### Instruções da tarefa
Copie na íntegra o texto sobre o tradicionalismo, sem alterar nada.

Então, tal como no caso do ‘literalista bíblico’ do sentido que NÃO é o literal, temos também o ‘tradicionalista’ da posição que NÃO é a tradicional. O literalista achava que o sentido literal de certos textos seja um que na verdade não é o literal. Já esse tradicionalista acha que certa posição (social, política, religiosa) é a tradicional quando na verdade o tradicional era muito diferente disso.

Já G. K. Chesterton (que muitos dos ditos tradicionalistas gostam de citar) nos avisava dessa tendência dos tempos modernos:

“O inteiro mundo moderno dividiu a si mesmo em conservadores e progressistas. O negócio dos progressistas é ir fazer os erros. O negócio dos conservadores é impedir que os erros sejam corrigidos. Mesmo quando logo o revolucionário ele mesmo poderia se arrepender de sua revolução, o tradicionalista já a está defendendo como parte de sua tradição. Então nós temos dois grandes tipos: a pessoa avançada que nos lança em direção à ruína e a pessoa retrospectiva que admira as ruínas. Ele as admira especialmente à luz da lua, para não dizer ao luar. Cada novo erro do progressista torna-se instantaneamente uma lenda de antiguidade imemorial para o esnobe. Isso é chamado de equilíbrio, ou mútuo cheque, em nossa Constituição.” (CHESTERTON, Illustrated London News, 1924, tradução livre)

Uma ilustração perfeita desse fenômeno ocorre na controvérsia política a respeito das drogas.

Os tradicionalistas e conservadores defendem que as drogas continuem criminalizadas e proibidas, enquanto os progressistas e liberais defendem que as drogas deveriam ser legalizadas e permitidas.

### Dados brutos
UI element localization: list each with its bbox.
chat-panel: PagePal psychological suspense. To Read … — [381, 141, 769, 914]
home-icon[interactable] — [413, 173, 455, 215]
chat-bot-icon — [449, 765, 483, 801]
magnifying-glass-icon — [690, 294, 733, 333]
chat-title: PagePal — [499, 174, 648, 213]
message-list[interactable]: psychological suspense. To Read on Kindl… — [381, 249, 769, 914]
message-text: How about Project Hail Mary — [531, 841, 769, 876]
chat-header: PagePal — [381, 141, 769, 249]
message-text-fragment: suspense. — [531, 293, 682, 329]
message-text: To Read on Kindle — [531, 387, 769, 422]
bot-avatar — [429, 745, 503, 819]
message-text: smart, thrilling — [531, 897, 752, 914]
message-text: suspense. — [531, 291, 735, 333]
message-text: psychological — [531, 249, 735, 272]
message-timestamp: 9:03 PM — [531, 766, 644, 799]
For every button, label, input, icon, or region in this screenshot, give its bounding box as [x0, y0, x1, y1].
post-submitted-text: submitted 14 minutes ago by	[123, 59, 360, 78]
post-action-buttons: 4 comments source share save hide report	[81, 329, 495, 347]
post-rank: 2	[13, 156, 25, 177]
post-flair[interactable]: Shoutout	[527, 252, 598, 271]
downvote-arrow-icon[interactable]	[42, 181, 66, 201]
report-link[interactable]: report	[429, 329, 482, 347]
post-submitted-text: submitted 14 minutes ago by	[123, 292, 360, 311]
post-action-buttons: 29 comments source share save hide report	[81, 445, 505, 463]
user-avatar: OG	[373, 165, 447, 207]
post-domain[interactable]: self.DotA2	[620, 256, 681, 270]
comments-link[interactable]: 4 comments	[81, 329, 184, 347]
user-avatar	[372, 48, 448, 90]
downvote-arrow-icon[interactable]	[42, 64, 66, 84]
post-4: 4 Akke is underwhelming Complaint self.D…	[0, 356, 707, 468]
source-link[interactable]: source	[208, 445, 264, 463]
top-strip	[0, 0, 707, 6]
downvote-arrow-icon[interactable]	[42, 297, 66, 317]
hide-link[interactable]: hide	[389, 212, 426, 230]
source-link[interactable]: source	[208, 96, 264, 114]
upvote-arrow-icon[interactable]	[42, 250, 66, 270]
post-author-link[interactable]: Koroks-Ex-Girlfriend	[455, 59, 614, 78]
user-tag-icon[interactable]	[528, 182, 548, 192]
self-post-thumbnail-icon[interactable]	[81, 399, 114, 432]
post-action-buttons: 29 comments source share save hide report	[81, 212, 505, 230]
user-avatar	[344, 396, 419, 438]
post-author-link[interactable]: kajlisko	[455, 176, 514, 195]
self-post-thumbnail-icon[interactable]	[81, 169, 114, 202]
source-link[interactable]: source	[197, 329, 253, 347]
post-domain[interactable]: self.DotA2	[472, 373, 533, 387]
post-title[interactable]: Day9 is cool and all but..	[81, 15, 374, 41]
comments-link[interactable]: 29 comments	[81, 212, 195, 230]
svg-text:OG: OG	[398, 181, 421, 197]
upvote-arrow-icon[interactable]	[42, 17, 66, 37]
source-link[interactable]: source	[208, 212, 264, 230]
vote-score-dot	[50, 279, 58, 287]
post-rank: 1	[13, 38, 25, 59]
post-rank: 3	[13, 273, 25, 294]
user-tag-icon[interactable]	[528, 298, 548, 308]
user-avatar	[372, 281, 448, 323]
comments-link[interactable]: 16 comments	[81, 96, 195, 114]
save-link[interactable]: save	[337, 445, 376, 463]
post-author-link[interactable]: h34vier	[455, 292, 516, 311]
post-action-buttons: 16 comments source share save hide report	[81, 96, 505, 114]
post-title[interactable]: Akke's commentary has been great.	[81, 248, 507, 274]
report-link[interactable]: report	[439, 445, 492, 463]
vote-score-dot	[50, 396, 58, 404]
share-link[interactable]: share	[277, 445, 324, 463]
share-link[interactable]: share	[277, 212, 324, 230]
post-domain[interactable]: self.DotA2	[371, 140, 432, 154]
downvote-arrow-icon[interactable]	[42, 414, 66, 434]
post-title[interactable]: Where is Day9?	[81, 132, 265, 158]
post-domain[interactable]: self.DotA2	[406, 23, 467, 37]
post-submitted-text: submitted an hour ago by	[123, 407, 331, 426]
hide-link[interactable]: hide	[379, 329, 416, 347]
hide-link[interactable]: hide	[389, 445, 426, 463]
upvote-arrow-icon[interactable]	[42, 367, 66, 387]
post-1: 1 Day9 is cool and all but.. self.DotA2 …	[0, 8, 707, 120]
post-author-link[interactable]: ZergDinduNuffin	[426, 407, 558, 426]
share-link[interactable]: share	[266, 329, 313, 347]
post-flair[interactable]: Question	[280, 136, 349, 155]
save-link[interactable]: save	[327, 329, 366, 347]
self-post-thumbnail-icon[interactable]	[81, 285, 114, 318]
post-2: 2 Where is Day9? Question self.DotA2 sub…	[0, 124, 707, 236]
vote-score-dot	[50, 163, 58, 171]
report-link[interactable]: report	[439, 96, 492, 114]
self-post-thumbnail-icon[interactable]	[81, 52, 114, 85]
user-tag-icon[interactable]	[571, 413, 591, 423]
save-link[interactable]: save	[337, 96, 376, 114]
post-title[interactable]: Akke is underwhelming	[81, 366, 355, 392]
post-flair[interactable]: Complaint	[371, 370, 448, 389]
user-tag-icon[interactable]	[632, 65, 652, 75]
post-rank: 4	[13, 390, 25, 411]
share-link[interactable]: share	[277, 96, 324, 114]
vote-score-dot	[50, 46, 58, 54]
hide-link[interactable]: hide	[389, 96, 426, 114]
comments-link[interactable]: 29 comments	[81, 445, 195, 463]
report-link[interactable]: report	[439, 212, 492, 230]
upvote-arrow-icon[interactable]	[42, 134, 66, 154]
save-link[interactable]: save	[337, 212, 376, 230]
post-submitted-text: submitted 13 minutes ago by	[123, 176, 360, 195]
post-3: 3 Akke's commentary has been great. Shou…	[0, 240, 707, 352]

### Tarefa concluída
Então, tal como no caso do ‘literalista bíblico’ do sentido que NÃO é o literal, temos também o ‘tradicionalista’ da posição que NÃO é a tradicional. O literalista achava que o sentido literal de certos textos seja um que na verdade não é o literal. Já esse tradicionalista acha que certa posição (social, política, religiosa) é a tradicional quando na verdade o tradicional era muito diferente disso.

Já G. K. Chesterton (que muitos dos ditos tradicionalistas gostam de citar) nos avisava dessa tendência dos tempos modernos:

“O inteiro mundo moderno dividiu a si mesmo em conservadores e progressistas. O negócio dos progressistas é ir fazer os erros. O negócio dos conservadores é impedir que os erros sejam corrigidos. Mesmo quando logo o revolucionário ele mesmo poderia se arrepender de sua revolução, o tradicionalista já a está defendendo como parte de sua tradição. Então nós temos dois grandes tipos: a pessoa avançada que nos lança em direção à ruína e a pessoa retrospectiva que admira as ruínas. Ele as admira especialmente à luz da lua, para não dizer ao luar. Cada novo erro do progressista torna-se instantaneamente uma lenda de antiguidade imemorial para o esnobe. Isso é chamado de equilíbrio, ou mútuo cheque, em nossa Constituição.” (CHESTERTON, Illustrated London News, 1924, tradução livre)

Uma ilustração perfeita desse fenômeno ocorre na controvérsia política a respeito das drogas.

Os tradicionalistas e conservadores defendem que as drogas continuem criminalizadas e proibidas, enquanto os progressistas e liberais defendem que as drogas deveriam ser legalizadas e permitidas.